● **Source document**
============

In 2005, we acquired a 50% interest in T&P Syngas Supply Company. In 2006, we acquired a 50% interest in Sandhill Group, LLC. These investments are accounted for by the equity method, as we exercise significant influence over their operating and financial policies. See Note 3.
 
No provision for federal income taxes related to our operations is included in the accompanying consolidated financial statements; as such income will be taxable directly to the partners holding partnership interests. In May 2006, the State of Texas enacted a law which will require us to pay a tax of 0.5% on our “margin,” as defined in the law, beginning in 2008 based on our 2007 results. The “margin” to which the tax rate will be applied generally will be calculated as our revenues (for federal income tax purposes) less the cost of the products sold (for federal income tax) purposes, in the State of Texas. See Note 13.
 
2. New and Recently Adopted Accounting Pronouncements
 
FASB Interpretation No. 48
 
In July 2006, the Financial Accounting Standards Board, or FASB, issued FASB Interpretation No. 48, “Accounting for Uncertainty in Income Taxes - an interpretation of FASB Statement No. 109”, or FIN 48, which clarifies the accounting and disclosure for uncertainty in tax positions, as defined. FIN 48 seeks to reduce the diversity in practice associated with certain aspects of the recognition and measurement related to accounting for income taxes. This interpretation is effective for us beginning January 1, 2007. The adoption of FIN 48 had no impact on our results of operations or financial position.

============

● **Information supplied**
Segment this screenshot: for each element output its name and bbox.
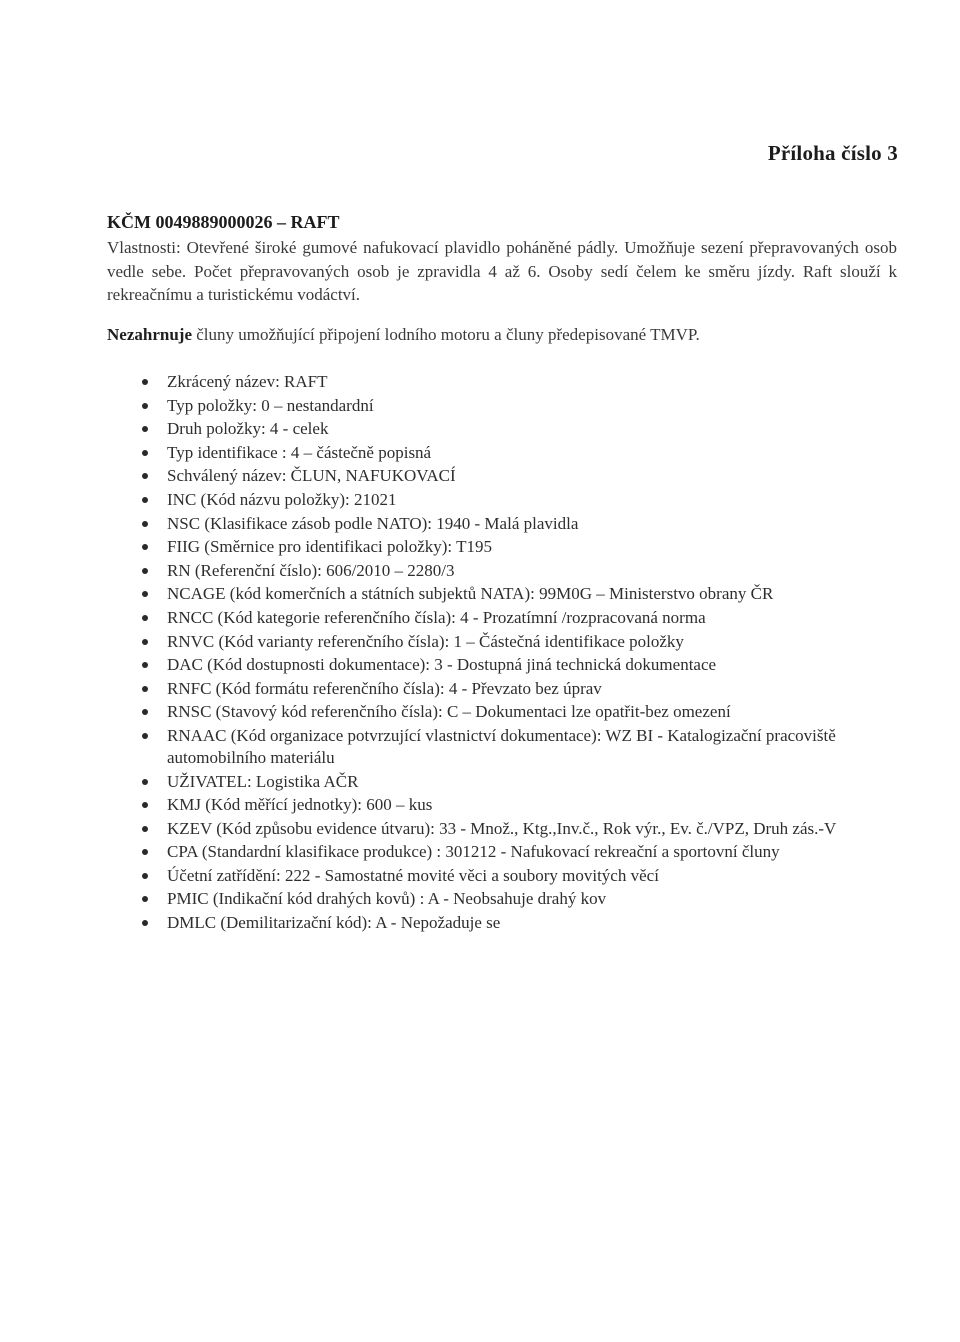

============

● **Problem description**
Write the next passage of the partnership's financial statement notes, picking up after the paragraph on FIN 48. The lines have no connection to the partnership's financial statement notes.

● **Answer to the task**
SFAS 157
 
In September 2006, the FASB issued SFAS No. 157, “Fair Value Measurements”, or SFAS 157. SFAS 157 defines fair value, establishes a framework for measuring fair value in accordance with accounting principles generally accepted in the United States, and expands disclosures about fair value measurements. SFAS 157 is effective for fiscal years beginning after November 15, 2007, with earlier adoption encouraged. Any amounts recognized upon adoption as a cumulative effect adjustment will be recorded to the opening balance of retained earnings in the year of adoption. SFAS 157 may impact our balance sheet and statement of operations in many areas including the fair value measurement and allocation of the purchase price in business combinations and the fair
 

 
 

 

value measurements for derivative instruments, impairment of assets, and asset retirement obligations. We are currently assessing the impact of SFAS 157 on our consolidated financial statements.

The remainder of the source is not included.